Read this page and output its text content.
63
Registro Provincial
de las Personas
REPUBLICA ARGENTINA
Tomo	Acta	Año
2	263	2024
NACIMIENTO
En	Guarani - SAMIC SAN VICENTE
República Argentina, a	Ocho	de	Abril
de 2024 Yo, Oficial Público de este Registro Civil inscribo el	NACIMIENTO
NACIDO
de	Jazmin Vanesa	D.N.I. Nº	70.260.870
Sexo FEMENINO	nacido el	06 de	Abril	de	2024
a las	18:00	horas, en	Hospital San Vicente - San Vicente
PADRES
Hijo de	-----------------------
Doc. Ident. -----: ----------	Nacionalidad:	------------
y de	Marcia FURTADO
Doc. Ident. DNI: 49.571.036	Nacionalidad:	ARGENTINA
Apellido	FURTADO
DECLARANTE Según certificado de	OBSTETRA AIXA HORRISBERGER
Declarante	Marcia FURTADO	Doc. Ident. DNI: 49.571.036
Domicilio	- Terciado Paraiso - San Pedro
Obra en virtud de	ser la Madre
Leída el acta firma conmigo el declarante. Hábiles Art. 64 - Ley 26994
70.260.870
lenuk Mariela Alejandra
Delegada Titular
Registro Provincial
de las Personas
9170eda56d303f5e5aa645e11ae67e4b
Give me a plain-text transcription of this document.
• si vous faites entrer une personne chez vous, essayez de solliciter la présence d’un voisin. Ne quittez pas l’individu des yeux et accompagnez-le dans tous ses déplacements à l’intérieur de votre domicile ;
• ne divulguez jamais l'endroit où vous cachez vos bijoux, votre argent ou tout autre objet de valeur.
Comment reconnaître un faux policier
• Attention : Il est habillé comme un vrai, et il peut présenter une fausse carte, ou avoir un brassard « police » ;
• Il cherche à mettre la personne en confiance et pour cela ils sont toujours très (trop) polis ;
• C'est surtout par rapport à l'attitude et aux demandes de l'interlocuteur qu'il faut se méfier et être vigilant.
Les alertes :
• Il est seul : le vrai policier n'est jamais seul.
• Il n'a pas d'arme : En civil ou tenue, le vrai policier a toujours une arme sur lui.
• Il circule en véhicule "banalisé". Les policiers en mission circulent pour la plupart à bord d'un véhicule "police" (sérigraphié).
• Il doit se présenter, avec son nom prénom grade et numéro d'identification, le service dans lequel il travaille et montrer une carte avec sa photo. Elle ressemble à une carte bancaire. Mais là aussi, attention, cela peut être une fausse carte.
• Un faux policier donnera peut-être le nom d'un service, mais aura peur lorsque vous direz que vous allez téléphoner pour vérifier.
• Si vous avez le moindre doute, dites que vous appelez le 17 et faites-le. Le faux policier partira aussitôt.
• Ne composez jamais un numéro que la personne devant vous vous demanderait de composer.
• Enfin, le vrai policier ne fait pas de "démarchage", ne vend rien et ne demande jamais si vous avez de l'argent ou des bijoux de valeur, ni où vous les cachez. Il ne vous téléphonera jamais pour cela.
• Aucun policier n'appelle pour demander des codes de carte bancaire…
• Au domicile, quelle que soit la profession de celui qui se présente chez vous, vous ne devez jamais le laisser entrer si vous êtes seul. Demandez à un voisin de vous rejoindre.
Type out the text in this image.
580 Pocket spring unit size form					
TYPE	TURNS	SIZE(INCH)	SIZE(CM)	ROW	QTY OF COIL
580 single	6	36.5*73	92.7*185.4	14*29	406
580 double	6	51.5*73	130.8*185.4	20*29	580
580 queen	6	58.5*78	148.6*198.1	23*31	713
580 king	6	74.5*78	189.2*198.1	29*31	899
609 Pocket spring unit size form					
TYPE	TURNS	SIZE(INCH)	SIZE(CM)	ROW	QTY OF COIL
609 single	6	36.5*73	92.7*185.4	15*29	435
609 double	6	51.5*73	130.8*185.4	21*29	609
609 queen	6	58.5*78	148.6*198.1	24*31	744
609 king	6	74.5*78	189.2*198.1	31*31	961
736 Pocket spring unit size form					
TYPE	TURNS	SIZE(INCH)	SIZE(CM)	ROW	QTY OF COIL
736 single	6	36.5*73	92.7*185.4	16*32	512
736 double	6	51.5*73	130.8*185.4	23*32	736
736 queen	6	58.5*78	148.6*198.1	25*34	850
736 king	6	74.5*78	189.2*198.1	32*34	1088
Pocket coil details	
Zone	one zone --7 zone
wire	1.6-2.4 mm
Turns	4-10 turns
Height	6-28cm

OBJECTIVE —
Take the listing above and write it out again exactly.

TASK SOLUTION —
Read this page and output its text content.
63
Registro Provincial
de las Personas
REPUBLICA ARGENTINA
Tomo	Acta	Año
2	263	2024
NACIMIENTO
En	Guarani - SAMIC SAN VICENTE
República Argentina, a	Ocho	de	Abril
de 2024 Yo, Oficial Público de este Registro Civil inscribo el	NACIMIENTO
NACIDO
de	Jazmin Vanesa	D.N.I. Nº	70.260.870
Sexo FEMENINO	nacido el	06 de	Abril	de	2024
a las	18:00	horas, en	Hospital San Vicente - San Vicente
PADRES
Hijo de	-----------------------
Doc. Ident. -----: ----------	Nacionalidad:	------------
y de	Marcia FURTADO
Doc. Ident. DNI: 49.571.036	Nacionalidad:	ARGENTINA
Apellido	FURTADO
DECLARANTE Según certificado de	OBSTETRA AIXA HORRISBERGER
Declarante	Marcia FURTADO	Doc. Ident. DNI: 49.571.036
Domicilio	- Terciado Paraiso - San Pedro
Obra en virtud de	ser la Madre
Leída el acta firma conmigo el declarante. Hábiles Art. 64 - Ley 26994
70.260.870
lenuk Mariela Alejandra
Delegada Titular
Registro Provincial
de las Personas
9170eda56d303f5e5aa645e11ae67e4b
Give me a plain-text transcription of this document.
• si vous faites entrer une personne chez vous, essayez de solliciter la présence d’un voisin. Ne quittez pas l’individu des yeux et accompagnez-le dans tous ses déplacements à l’intérieur de votre domicile ;
• ne divulguez jamais l'endroit où vous cachez vos bijoux, votre argent ou tout autre objet de valeur.
Comment reconnaître un faux policier
• Attention : Il est habillé comme un vrai, et il peut présenter une fausse carte, ou avoir un brassard « police » ;
• Il cherche à mettre la personne en confiance et pour cela ils sont toujours très (trop) polis ;
• C'est surtout par rapport à l'attitude et aux demandes de l'interlocuteur qu'il faut se méfier et être vigilant.
Les alertes :
• Il est seul : le vrai policier n'est jamais seul.
• Il n'a pas d'arme : En civil ou tenue, le vrai policier a toujours une arme sur lui.
• Il circule en véhicule "banalisé". Les policiers en mission circulent pour la plupart à bord d'un véhicule "police" (sérigraphié).
• Il doit se présenter, avec son nom prénom grade et numéro d'identification, le service dans lequel il travaille et montrer une carte avec sa photo. Elle ressemble à une carte bancaire. Mais là aussi, attention, cela peut être une fausse carte.
• Un faux policier donnera peut-être le nom d'un service, mais aura peur lorsque vous direz que vous allez téléphoner pour vérifier.
• Si vous avez le moindre doute, dites que vous appelez le 17 et faites-le. Le faux policier partira aussitôt.
• Ne composez jamais un numéro que la personne devant vous vous demanderait de composer.
• Enfin, le vrai policier ne fait pas de "démarchage", ne vend rien et ne demande jamais si vous avez de l'argent ou des bijoux de valeur, ni où vous les cachez. Il ne vous téléphonera jamais pour cela.
• Aucun policier n'appelle pour demander des codes de carte bancaire…
• Au domicile, quelle que soit la profession de celui qui se présente chez vous, vous ne devez jamais le laisser entrer si vous êtes seul. Demandez à un voisin de vous rejoindre.
Type out the text in this image.
580 Pocket spring unit size form					
TYPE	TURNS	SIZE(INCH)	SIZE(CM)	ROW	QTY OF COIL
580 single	6	36.5*73	92.7*185.4	14*29	406
580 double	6	51.5*73	130.8*185.4	20*29	580
580 queen	6	58.5*78	148.6*198.1	23*31	713
580 king	6	74.5*78	189.2*198.1	29*31	899
609 Pocket spring unit size form					
TYPE	TURNS	SIZE(INCH)	SIZE(CM)	ROW	QTY OF COIL
609 single	6	36.5*73	92.7*185.4	15*29	435
609 double	6	51.5*73	130.8*185.4	21*29	609
609 queen	6	58.5*78	148.6*198.1	24*31	744
609 king	6	74.5*78	189.2*198.1	31*31	961
736 Pocket spring unit size form					
TYPE	TURNS	SIZE(INCH)	SIZE(CM)	ROW	QTY OF COIL
736 single	6	36.5*73	92.7*185.4	16*32	512
736 double	6	51.5*73	130.8*185.4	23*32	736
736 queen	6	58.5*78	148.6*198.1	25*34	850
736 king	6	74.5*78	189.2*198.1	32*34	1088
Pocket coil details	
Zone	one zone --7 zone
wire	1.6-2.4 mm
Turns	4-10 turns
Height	6-28cm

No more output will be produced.